> Requirements
Copy each line below without leaving any out.

***

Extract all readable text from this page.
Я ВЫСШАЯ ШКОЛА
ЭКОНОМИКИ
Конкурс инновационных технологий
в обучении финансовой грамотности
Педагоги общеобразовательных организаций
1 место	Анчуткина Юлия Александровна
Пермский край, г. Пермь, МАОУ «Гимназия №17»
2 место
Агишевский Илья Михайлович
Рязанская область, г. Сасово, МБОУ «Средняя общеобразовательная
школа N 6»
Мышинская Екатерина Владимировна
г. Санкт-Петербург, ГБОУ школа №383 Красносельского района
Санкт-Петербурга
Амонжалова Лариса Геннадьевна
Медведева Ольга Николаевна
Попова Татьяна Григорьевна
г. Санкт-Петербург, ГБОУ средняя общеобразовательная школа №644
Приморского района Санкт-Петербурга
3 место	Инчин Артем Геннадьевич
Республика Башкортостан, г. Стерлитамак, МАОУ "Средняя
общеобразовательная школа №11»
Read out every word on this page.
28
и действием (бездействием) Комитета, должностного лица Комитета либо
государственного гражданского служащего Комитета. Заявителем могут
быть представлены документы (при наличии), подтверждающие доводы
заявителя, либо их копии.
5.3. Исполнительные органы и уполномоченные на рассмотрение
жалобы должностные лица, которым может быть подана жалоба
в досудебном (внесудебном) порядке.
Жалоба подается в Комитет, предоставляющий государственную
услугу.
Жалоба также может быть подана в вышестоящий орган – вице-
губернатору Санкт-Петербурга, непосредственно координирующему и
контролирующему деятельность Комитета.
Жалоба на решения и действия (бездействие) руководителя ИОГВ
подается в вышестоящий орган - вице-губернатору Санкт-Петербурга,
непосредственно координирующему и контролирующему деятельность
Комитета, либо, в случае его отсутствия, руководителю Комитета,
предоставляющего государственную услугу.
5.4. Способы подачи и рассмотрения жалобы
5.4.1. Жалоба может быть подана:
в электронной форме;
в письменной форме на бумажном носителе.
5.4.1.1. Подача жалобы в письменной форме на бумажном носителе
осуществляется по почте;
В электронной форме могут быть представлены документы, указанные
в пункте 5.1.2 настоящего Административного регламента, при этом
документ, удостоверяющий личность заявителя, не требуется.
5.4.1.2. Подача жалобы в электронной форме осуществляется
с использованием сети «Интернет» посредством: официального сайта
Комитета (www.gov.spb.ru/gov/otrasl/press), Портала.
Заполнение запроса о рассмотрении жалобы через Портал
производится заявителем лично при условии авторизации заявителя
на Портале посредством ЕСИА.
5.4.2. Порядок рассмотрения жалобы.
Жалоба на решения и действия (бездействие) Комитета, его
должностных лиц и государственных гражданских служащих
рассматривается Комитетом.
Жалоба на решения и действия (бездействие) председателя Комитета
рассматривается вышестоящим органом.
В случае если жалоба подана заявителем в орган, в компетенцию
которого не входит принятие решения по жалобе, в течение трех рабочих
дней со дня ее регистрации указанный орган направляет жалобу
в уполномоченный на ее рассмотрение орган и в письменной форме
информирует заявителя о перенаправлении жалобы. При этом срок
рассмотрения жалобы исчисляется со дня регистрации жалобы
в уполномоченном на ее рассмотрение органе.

***

> Solved problem
Extract all readable text from this page.
Я ВЫСШАЯ ШКОЛА
ЭКОНОМИКИ
Конкурс инновационных технологий
в обучении финансовой грамотности
Педагоги общеобразовательных организаций
1 место	Анчуткина Юлия Александровна
Пермский край, г. Пермь, МАОУ «Гимназия №17»
2 место
Агишевский Илья Михайлович
Рязанская область, г. Сасово, МБОУ «Средняя общеобразовательная
школа N 6»
Мышинская Екатерина Владимировна
г. Санкт-Петербург, ГБОУ школа №383 Красносельского района
Санкт-Петербурга
Амонжалова Лариса Геннадьевна
Медведева Ольга Николаевна
Попова Татьяна Григорьевна
г. Санкт-Петербург, ГБОУ средняя общеобразовательная школа №644
Приморского района Санкт-Петербурга
3 место	Инчин Артем Геннадьевич
Республика Башкортостан, г. Стерлитамак, МАОУ "Средняя
общеобразовательная школа №11»
Read out every word on this page.
28
и действием (бездействием) Комитета, должностного лица Комитета либо
государственного гражданского служащего Комитета. Заявителем могут
быть представлены документы (при наличии), подтверждающие доводы
заявителя, либо их копии.
5.3. Исполнительные органы и уполномоченные на рассмотрение
жалобы должностные лица, которым может быть подана жалоба
в досудебном (внесудебном) порядке.
Жалоба подается в Комитет, предоставляющий государственную
услугу.
Жалоба также может быть подана в вышестоящий орган – вице-
губернатору Санкт-Петербурга, непосредственно координирующему и
контролирующему деятельность Комитета.
Жалоба на решения и действия (бездействие) руководителя ИОГВ
подается в вышестоящий орган - вице-губернатору Санкт-Петербурга,
непосредственно координирующему и контролирующему деятельность
Комитета, либо, в случае его отсутствия, руководителю Комитета,
предоставляющего государственную услугу.
5.4. Способы подачи и рассмотрения жалобы
5.4.1. Жалоба может быть подана:
в электронной форме;
в письменной форме на бумажном носителе.
5.4.1.1. Подача жалобы в письменной форме на бумажном носителе
осуществляется по почте;
В электронной форме могут быть представлены документы, указанные
в пункте 5.1.2 настоящего Административного регламента, при этом
документ, удостоверяющий личность заявителя, не требуется.
5.4.1.2. Подача жалобы в электронной форме осуществляется
с использованием сети «Интернет» посредством: официального сайта
Комитета (www.gov.spb.ru/gov/otrasl/press), Портала.
Заполнение запроса о рассмотрении жалобы через Портал
производится заявителем лично при условии авторизации заявителя
на Портале посредством ЕСИА.
5.4.2. Порядок рассмотрения жалобы.
Жалоба на решения и действия (бездействие) Комитета, его
должностных лиц и государственных гражданских служащих
рассматривается Комитетом.
Жалоба на решения и действия (бездействие) председателя Комитета
рассматривается вышестоящим органом.
В случае если жалоба подана заявителем в орган, в компетенцию
которого не входит принятие решения по жалобе, в течение трех рабочих
дней со дня ее регистрации указанный орган направляет жалобу
в уполномоченный на ее рассмотрение орган и в письменной форме
информирует заявителя о перенаправлении жалобы. При этом срок
рассмотрения жалобы исчисляется со дня регистрации жалобы
в уполномоченном на ее рассмотрение органе.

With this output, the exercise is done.